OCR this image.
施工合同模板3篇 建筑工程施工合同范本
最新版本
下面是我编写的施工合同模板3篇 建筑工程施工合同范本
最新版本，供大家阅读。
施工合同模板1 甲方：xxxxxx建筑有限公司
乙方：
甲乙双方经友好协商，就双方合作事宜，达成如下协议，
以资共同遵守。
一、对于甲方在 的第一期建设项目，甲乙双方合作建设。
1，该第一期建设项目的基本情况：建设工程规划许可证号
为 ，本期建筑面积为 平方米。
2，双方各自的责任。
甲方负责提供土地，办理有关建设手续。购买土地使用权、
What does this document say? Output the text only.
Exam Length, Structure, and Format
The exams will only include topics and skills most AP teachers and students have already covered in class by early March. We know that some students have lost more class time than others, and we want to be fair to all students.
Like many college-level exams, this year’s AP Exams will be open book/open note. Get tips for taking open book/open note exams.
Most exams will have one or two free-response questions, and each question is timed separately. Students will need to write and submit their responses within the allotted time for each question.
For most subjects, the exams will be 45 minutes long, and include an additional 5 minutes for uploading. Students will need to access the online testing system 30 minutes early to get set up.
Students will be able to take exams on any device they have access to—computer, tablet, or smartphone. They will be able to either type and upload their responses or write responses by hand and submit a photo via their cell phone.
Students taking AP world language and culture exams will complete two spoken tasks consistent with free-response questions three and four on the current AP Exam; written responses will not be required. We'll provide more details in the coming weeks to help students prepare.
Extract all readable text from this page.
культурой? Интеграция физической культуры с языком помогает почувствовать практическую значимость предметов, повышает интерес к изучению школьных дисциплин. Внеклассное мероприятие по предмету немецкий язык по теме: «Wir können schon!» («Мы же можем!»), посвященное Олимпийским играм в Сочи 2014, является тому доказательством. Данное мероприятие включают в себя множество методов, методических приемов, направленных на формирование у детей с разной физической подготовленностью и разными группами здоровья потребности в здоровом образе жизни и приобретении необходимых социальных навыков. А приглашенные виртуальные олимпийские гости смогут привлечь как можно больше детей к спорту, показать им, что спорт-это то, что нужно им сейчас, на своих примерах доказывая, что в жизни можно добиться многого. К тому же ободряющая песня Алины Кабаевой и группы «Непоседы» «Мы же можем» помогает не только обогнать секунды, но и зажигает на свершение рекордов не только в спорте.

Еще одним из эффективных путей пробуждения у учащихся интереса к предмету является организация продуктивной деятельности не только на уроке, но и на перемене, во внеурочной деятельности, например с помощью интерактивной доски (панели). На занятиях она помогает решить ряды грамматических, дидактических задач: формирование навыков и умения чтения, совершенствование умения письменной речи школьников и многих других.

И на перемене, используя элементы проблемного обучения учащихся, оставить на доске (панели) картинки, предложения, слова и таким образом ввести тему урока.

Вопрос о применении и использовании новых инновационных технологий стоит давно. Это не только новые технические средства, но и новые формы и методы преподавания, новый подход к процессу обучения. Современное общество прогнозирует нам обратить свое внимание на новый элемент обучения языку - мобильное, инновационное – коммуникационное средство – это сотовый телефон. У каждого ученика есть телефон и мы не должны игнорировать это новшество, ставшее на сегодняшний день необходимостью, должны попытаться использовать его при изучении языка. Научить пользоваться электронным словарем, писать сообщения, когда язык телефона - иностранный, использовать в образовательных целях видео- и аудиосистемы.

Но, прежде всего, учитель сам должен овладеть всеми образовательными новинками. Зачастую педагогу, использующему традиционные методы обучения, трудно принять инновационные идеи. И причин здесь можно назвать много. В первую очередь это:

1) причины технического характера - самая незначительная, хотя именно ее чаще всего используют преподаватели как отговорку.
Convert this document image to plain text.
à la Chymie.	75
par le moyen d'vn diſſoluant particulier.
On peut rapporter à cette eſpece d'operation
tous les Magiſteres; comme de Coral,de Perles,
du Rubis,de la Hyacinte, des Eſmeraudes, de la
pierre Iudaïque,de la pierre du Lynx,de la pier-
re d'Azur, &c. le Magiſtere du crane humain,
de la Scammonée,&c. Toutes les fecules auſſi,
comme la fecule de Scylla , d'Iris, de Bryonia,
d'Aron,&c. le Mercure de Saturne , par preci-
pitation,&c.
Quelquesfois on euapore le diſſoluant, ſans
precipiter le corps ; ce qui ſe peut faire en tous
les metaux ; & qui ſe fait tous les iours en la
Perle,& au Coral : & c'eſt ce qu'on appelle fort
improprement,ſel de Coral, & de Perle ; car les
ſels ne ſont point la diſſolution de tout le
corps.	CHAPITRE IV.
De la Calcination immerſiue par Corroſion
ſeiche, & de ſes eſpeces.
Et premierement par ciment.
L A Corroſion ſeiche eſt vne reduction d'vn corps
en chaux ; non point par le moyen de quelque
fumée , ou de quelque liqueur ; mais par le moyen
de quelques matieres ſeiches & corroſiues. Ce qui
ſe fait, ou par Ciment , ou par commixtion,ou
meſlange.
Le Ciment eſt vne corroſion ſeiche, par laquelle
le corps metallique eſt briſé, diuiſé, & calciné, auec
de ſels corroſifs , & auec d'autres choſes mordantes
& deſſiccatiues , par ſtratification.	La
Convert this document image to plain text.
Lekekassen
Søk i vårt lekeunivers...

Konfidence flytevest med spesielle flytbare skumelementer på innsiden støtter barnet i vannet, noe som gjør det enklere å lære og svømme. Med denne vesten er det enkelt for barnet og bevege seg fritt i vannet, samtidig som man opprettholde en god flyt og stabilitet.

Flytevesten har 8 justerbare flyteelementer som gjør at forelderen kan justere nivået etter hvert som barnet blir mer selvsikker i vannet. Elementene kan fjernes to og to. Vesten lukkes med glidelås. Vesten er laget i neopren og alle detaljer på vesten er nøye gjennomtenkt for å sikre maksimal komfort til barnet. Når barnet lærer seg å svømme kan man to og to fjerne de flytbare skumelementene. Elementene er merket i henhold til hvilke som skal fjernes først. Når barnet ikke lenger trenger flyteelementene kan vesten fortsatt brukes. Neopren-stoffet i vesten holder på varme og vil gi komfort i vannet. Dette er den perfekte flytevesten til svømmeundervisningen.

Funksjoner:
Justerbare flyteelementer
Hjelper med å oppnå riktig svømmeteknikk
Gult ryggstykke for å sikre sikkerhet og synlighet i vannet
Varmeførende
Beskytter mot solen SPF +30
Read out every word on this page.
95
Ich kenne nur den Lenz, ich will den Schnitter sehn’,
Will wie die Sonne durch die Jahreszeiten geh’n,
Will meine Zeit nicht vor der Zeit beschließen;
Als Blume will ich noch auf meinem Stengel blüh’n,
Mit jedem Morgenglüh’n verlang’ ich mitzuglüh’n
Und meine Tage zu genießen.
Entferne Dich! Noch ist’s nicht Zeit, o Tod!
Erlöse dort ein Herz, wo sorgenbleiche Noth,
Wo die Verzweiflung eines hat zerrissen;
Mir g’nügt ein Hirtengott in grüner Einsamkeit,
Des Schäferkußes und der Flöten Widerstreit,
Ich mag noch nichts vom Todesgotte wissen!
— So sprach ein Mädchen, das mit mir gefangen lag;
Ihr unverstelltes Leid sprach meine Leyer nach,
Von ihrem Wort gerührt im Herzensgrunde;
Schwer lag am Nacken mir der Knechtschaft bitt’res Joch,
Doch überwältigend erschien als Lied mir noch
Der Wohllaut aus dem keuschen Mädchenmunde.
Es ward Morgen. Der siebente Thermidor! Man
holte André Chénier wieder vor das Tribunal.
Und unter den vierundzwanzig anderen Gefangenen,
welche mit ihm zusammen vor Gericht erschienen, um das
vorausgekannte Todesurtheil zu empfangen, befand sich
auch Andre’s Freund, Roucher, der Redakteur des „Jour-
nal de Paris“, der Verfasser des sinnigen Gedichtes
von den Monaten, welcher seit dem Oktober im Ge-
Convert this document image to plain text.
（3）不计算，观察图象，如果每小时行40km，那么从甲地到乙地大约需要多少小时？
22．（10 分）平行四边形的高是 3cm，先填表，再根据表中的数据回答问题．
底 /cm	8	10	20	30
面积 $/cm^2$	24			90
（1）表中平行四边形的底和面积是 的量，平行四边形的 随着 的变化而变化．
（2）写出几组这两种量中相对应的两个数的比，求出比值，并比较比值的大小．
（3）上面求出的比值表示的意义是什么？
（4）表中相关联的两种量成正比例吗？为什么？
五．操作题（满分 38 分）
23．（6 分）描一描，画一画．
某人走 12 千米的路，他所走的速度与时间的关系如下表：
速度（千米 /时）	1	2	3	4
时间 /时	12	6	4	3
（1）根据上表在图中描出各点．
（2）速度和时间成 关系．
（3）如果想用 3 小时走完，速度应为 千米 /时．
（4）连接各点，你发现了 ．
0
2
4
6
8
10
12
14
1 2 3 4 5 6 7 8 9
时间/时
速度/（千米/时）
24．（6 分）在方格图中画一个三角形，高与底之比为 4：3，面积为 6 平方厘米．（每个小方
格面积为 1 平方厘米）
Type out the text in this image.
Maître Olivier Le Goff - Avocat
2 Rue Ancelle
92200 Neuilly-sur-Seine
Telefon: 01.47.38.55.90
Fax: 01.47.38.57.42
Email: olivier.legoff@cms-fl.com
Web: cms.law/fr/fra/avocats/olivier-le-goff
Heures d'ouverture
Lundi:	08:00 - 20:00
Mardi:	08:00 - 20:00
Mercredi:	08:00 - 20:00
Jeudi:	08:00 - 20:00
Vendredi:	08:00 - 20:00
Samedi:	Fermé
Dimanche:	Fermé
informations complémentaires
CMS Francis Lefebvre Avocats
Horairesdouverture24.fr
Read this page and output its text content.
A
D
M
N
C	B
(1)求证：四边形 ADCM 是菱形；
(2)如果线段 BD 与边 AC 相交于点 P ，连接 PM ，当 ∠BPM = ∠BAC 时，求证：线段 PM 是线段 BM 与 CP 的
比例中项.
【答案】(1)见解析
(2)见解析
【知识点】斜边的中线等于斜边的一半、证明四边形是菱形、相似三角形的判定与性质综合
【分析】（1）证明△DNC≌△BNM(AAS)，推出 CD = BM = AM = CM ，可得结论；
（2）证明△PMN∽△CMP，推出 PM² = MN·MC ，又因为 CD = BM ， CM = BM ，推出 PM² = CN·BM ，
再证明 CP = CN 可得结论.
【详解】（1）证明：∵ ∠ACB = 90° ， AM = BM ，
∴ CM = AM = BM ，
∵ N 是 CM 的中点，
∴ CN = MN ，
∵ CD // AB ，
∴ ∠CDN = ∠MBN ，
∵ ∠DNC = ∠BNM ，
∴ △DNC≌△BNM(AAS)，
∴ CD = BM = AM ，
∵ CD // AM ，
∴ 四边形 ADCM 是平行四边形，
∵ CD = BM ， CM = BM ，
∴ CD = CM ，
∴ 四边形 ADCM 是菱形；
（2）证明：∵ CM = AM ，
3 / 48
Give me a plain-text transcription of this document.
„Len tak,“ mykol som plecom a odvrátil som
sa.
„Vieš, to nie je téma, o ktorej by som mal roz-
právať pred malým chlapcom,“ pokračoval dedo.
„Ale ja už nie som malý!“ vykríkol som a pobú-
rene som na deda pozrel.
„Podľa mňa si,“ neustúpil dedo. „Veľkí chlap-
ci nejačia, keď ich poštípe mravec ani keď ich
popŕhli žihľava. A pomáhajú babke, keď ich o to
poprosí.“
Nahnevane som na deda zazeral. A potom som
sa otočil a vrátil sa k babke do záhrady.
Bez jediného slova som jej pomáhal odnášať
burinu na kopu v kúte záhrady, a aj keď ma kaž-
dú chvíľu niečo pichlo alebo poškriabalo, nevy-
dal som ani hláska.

┄┄┄┄┄┄

WHAT IS EXPECTED:
Pick out and copy the lines of the material that include the word "point".

THE RESULT:
ſels ne ſont point la diſſolution de tout le
en chaux ; non point par le moyen de quelque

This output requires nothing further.